Problem statement | Lines containing the string "page" are to be counted; report only how many there are.

*** Records provided ***

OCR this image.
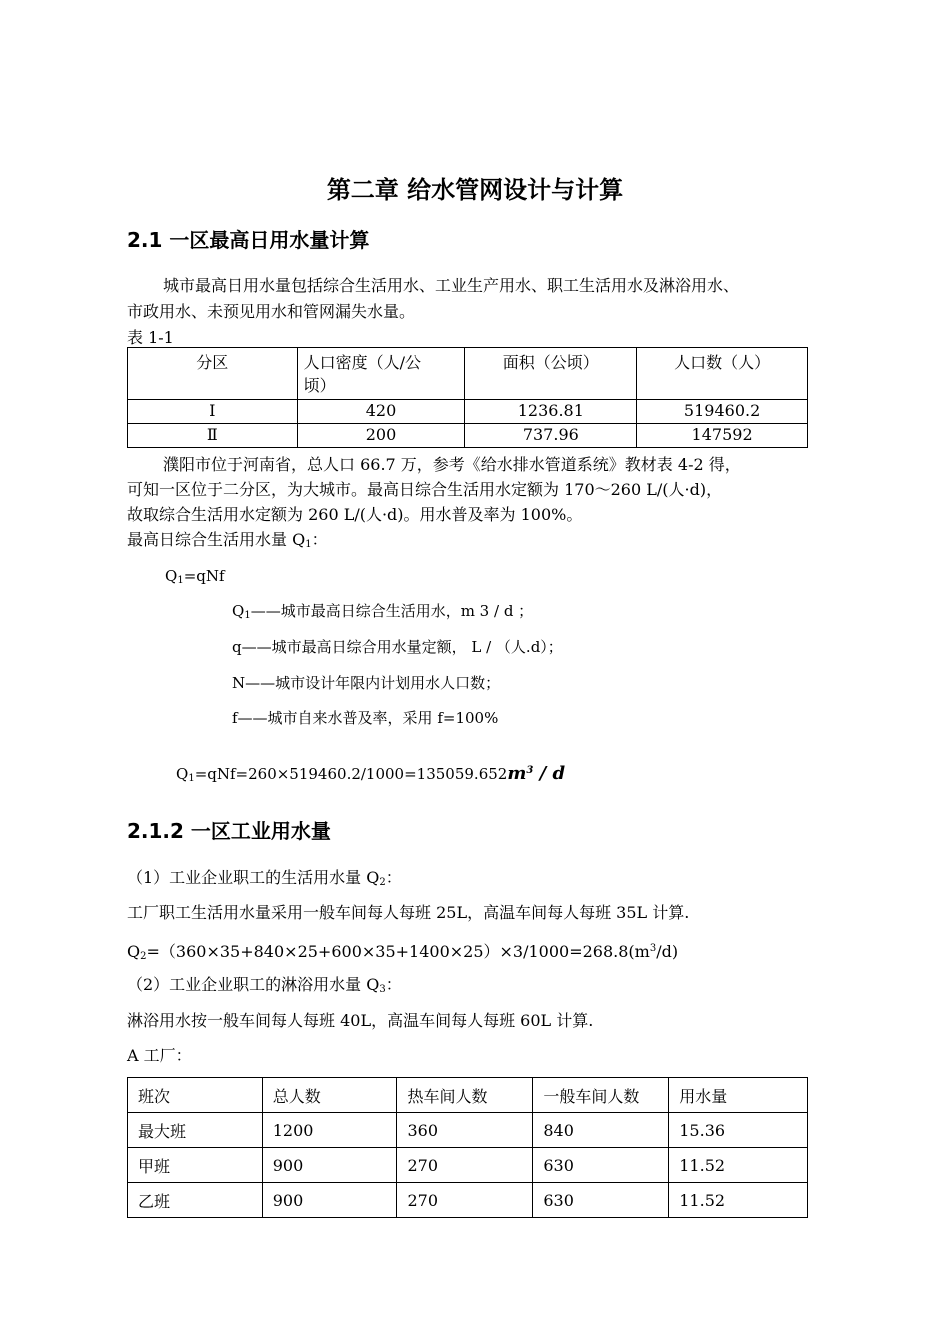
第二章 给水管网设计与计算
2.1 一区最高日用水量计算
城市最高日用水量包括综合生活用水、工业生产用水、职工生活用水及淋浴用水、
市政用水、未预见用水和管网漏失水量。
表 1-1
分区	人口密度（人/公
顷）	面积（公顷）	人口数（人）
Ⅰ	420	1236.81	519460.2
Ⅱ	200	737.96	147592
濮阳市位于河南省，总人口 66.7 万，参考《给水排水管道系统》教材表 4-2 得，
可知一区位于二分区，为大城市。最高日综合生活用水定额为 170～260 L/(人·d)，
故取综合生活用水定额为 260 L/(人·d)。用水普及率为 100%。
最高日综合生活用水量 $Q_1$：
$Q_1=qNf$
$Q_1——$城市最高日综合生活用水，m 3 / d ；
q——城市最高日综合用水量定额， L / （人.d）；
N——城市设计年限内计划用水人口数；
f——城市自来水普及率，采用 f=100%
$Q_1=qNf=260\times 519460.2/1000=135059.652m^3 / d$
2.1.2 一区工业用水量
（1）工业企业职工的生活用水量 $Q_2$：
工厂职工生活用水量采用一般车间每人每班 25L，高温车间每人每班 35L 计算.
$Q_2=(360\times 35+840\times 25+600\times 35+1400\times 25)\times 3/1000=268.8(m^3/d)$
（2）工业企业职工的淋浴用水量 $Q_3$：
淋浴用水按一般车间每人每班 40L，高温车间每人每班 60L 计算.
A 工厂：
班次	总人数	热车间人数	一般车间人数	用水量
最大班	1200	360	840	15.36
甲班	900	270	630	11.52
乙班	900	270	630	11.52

***
*** Records provided ***

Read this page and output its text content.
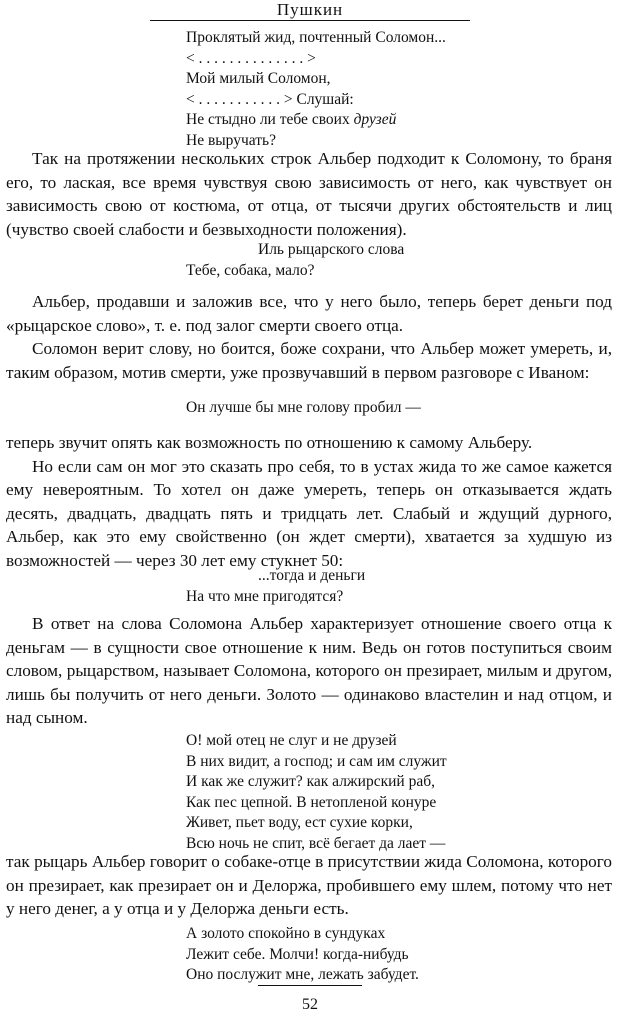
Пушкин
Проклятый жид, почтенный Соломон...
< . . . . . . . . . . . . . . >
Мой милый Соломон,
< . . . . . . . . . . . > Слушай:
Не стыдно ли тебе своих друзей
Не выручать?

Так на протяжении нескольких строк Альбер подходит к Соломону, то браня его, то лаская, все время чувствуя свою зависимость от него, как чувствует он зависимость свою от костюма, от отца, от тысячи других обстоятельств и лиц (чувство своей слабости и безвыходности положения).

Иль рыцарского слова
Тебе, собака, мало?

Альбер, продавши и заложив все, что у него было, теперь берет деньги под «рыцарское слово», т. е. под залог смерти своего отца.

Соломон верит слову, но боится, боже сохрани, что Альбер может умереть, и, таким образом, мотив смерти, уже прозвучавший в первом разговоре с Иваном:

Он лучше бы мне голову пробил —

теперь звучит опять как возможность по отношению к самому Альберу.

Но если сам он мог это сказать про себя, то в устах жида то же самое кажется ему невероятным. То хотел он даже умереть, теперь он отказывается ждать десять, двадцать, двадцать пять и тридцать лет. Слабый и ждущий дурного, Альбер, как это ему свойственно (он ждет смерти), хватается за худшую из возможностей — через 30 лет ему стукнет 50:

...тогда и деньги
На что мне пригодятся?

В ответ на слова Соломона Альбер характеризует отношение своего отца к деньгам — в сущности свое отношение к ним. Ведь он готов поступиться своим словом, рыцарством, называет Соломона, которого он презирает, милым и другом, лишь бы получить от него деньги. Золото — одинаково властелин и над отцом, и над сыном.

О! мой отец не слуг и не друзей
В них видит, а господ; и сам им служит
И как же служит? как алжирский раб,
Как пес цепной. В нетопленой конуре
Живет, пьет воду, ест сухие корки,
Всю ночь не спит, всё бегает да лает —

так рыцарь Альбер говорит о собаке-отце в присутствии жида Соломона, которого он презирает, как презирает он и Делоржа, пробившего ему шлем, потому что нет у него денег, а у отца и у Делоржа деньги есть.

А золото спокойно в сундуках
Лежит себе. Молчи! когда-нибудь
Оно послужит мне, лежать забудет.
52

***
*** Records provided ***

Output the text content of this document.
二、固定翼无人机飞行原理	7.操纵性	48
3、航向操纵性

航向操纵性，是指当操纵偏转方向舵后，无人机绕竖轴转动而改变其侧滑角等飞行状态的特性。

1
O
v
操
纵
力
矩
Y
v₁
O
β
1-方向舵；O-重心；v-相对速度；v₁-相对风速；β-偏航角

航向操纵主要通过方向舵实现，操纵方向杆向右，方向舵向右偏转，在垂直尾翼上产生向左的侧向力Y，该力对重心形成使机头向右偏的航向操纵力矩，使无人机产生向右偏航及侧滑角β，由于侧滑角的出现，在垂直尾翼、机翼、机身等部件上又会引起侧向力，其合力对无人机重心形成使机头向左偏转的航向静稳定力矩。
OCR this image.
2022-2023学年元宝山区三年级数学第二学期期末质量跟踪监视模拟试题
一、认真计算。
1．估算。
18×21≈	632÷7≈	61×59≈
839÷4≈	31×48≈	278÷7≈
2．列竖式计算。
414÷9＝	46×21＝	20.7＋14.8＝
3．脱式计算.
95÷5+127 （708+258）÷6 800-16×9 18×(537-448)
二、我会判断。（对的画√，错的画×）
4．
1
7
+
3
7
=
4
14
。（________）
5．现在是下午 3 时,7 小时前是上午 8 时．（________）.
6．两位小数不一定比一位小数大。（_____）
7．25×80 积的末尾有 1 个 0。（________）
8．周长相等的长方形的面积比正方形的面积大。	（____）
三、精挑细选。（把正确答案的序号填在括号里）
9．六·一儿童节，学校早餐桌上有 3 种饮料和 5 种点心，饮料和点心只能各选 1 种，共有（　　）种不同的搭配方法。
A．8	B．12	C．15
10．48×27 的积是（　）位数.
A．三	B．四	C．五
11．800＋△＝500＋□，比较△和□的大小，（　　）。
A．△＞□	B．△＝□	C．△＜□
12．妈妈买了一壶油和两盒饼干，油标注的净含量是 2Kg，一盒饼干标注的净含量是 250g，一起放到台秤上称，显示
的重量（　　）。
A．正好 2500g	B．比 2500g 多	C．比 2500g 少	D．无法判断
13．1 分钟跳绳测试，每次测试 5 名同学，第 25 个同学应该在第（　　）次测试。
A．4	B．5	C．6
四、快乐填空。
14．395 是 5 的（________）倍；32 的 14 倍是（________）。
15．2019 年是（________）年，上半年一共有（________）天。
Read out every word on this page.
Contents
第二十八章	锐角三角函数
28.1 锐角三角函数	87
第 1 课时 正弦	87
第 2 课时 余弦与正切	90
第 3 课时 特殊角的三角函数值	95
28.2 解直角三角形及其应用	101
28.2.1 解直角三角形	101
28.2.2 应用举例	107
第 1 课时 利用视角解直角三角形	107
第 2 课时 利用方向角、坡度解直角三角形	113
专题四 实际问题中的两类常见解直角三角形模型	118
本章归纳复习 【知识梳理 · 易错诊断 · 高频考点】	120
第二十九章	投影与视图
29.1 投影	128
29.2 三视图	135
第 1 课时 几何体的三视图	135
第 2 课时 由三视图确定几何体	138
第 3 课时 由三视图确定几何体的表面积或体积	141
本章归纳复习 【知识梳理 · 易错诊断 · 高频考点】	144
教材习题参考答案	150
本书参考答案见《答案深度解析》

***

Output below | 2